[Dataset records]
★ ★ ★ ★ ★ ★ ★
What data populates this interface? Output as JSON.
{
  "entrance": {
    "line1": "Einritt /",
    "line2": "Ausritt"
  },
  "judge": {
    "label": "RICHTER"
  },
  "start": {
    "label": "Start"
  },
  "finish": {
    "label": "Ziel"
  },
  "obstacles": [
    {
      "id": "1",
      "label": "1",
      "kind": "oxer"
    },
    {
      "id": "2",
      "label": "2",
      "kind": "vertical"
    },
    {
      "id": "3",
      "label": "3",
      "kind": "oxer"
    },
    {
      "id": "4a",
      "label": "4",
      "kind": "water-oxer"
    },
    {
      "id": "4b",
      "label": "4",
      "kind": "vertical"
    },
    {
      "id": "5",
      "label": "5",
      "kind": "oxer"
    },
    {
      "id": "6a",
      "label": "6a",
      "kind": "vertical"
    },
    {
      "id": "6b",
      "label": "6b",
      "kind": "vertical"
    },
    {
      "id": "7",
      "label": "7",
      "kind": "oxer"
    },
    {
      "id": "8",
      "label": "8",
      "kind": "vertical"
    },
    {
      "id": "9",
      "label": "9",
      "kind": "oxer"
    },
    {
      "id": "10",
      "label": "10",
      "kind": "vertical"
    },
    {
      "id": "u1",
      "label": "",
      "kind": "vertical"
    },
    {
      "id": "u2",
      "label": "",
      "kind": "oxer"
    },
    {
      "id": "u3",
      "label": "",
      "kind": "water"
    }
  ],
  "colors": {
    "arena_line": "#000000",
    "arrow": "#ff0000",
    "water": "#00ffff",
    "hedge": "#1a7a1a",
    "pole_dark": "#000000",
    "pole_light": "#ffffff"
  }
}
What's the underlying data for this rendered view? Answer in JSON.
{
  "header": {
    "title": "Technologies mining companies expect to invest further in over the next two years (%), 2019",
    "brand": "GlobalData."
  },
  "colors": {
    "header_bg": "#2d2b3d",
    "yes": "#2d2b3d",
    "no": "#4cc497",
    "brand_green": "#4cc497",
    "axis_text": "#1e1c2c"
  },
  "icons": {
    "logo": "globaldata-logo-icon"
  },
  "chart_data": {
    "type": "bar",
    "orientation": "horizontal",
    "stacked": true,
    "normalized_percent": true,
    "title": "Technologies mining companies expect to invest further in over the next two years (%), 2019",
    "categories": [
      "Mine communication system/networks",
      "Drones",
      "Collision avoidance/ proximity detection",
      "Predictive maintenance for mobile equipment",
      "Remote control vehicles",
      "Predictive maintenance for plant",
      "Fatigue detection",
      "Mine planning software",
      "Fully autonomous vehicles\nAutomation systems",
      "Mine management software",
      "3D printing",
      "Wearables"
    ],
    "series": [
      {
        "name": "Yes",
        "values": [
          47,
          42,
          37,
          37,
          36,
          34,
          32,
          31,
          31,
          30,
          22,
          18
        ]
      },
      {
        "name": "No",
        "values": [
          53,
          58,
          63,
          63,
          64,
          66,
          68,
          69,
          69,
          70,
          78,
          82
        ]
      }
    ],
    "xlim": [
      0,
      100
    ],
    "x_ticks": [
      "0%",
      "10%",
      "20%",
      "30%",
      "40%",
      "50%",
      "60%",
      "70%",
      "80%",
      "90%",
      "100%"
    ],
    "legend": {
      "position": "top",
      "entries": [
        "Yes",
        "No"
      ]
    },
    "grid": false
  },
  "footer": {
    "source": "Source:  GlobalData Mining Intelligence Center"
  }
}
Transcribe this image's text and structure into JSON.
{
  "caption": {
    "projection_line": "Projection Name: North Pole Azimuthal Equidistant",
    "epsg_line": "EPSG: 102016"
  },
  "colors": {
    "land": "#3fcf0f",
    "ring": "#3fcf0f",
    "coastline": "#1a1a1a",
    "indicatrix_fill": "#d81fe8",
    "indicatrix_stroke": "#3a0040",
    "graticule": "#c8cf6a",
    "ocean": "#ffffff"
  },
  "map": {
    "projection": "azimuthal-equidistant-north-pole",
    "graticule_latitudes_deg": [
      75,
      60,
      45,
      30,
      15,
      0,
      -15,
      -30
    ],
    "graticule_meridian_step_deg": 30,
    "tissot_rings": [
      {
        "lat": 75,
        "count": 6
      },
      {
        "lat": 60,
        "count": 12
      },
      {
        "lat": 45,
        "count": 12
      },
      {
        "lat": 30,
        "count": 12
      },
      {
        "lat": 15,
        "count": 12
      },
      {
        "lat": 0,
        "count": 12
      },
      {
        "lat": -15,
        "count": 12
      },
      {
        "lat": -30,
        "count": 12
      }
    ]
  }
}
★ ★ ★ ★ ★ ★ ★
§ **Directive**:
Gather, from the listing above, every line carrying the word "vehicles".

§ **Final answer**:
      "Remote control vehicles",
      "Fully autonomous vehicles\nAutomation systems",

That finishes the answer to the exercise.